# DATASET EXCERPTS
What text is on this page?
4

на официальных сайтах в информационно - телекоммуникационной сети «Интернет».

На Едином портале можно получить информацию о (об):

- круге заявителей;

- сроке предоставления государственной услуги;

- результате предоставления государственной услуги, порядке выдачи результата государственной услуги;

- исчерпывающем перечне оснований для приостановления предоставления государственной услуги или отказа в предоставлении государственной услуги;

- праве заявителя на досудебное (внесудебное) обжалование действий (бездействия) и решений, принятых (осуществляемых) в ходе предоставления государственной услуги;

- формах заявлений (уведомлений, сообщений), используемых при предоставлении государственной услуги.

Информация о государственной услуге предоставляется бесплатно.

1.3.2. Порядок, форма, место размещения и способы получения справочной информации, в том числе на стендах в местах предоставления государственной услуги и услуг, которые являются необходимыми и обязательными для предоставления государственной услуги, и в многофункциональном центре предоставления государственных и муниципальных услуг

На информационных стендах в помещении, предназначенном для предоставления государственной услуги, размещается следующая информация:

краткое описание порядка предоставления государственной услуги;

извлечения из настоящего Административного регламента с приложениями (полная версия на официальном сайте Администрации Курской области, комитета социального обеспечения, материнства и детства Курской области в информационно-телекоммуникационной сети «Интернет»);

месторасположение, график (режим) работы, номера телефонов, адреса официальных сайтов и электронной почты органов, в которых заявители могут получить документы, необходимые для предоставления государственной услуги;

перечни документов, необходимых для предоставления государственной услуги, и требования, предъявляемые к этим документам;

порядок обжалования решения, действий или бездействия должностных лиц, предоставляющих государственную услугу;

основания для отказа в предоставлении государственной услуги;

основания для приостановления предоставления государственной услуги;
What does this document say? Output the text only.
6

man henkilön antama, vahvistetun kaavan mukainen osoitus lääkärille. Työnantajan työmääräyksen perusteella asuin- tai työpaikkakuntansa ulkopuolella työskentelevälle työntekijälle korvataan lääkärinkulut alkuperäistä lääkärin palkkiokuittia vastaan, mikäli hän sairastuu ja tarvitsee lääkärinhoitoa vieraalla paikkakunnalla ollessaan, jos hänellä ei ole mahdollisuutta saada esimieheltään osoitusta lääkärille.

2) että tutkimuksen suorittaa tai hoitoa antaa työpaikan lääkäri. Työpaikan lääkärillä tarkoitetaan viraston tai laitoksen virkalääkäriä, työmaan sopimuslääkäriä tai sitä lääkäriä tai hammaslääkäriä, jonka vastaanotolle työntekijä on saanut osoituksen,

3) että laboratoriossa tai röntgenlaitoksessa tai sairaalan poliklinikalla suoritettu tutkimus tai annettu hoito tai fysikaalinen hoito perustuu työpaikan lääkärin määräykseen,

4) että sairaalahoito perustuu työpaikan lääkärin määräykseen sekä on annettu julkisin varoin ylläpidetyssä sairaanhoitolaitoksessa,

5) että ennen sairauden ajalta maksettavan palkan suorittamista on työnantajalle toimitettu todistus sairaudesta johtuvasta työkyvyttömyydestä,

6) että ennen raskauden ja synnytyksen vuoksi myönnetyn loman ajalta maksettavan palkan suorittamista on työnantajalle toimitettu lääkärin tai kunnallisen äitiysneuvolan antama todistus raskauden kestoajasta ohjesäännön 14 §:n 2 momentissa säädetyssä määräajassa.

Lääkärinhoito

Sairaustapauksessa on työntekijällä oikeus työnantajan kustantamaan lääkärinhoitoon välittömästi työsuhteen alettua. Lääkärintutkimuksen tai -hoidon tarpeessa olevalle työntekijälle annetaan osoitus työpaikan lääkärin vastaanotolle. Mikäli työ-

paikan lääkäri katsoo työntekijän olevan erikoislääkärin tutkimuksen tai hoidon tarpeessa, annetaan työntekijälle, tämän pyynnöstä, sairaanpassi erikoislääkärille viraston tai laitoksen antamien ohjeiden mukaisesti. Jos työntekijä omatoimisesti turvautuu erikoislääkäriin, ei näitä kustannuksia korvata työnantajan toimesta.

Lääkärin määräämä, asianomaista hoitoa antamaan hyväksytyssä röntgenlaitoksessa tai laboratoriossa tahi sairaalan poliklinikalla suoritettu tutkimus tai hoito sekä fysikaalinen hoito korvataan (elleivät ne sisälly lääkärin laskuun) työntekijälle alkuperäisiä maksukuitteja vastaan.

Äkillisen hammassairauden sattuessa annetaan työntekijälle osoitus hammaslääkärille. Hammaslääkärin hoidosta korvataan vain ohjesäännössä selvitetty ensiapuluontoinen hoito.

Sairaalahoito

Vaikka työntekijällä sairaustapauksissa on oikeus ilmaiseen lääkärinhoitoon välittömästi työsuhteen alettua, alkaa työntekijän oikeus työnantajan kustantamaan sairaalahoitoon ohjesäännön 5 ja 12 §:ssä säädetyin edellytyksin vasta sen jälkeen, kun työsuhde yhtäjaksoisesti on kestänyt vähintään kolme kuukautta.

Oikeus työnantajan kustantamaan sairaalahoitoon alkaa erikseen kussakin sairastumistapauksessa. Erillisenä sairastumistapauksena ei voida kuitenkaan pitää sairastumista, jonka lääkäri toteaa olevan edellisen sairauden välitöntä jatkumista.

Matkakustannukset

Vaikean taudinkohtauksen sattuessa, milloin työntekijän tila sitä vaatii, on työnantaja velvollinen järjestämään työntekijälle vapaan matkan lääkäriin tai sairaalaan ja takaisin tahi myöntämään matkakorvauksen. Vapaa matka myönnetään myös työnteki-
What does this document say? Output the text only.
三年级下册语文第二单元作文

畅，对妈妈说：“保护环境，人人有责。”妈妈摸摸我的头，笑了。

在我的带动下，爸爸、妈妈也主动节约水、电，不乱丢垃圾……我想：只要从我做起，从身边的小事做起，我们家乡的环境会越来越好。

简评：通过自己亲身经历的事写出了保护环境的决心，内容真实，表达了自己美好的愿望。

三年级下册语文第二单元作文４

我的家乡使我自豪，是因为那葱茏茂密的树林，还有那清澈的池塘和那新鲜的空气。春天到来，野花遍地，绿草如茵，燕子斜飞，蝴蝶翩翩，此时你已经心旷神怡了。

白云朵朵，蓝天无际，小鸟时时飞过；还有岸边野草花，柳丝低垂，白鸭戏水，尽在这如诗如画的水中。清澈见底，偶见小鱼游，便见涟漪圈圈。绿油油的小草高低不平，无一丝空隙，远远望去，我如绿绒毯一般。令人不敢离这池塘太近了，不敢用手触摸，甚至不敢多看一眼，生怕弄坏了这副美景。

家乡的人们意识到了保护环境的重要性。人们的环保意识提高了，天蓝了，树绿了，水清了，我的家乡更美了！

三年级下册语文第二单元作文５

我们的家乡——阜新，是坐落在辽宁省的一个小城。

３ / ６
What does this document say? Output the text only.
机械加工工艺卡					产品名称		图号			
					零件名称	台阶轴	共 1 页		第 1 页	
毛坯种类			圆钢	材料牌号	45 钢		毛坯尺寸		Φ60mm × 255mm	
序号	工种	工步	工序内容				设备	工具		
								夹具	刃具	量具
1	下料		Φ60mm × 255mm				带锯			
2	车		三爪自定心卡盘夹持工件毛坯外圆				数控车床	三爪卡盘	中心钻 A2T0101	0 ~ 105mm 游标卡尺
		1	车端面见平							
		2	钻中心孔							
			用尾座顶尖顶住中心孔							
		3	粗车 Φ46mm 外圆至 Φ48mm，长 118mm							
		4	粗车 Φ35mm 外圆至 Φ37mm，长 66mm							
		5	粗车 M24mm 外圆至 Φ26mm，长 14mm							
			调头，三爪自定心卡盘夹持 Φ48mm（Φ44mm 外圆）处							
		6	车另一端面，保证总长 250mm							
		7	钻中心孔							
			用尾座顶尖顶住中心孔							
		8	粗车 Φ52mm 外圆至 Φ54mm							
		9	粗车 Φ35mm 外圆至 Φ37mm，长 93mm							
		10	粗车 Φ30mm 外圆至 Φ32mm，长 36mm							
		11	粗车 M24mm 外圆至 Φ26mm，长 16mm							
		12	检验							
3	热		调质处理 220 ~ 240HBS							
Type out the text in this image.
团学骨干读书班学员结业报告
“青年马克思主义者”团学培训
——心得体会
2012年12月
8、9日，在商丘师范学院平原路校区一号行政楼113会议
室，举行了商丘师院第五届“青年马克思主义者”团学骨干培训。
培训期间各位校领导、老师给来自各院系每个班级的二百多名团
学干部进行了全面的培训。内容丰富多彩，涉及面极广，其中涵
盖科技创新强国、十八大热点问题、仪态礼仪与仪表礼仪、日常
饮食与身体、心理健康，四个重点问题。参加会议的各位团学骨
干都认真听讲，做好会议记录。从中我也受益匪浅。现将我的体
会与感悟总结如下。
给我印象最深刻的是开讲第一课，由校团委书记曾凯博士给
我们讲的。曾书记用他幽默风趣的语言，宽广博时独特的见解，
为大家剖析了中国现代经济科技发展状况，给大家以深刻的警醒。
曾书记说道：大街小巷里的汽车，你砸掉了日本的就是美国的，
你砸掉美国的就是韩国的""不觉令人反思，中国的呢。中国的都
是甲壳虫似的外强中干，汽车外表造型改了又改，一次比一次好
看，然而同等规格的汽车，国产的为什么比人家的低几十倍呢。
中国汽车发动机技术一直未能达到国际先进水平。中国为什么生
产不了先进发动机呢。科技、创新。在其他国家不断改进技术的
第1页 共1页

# AIM OF THE TASK
Using the listing above, say how many of its lines contain the string "основания", giving nothing but the figure.

# REPLY
2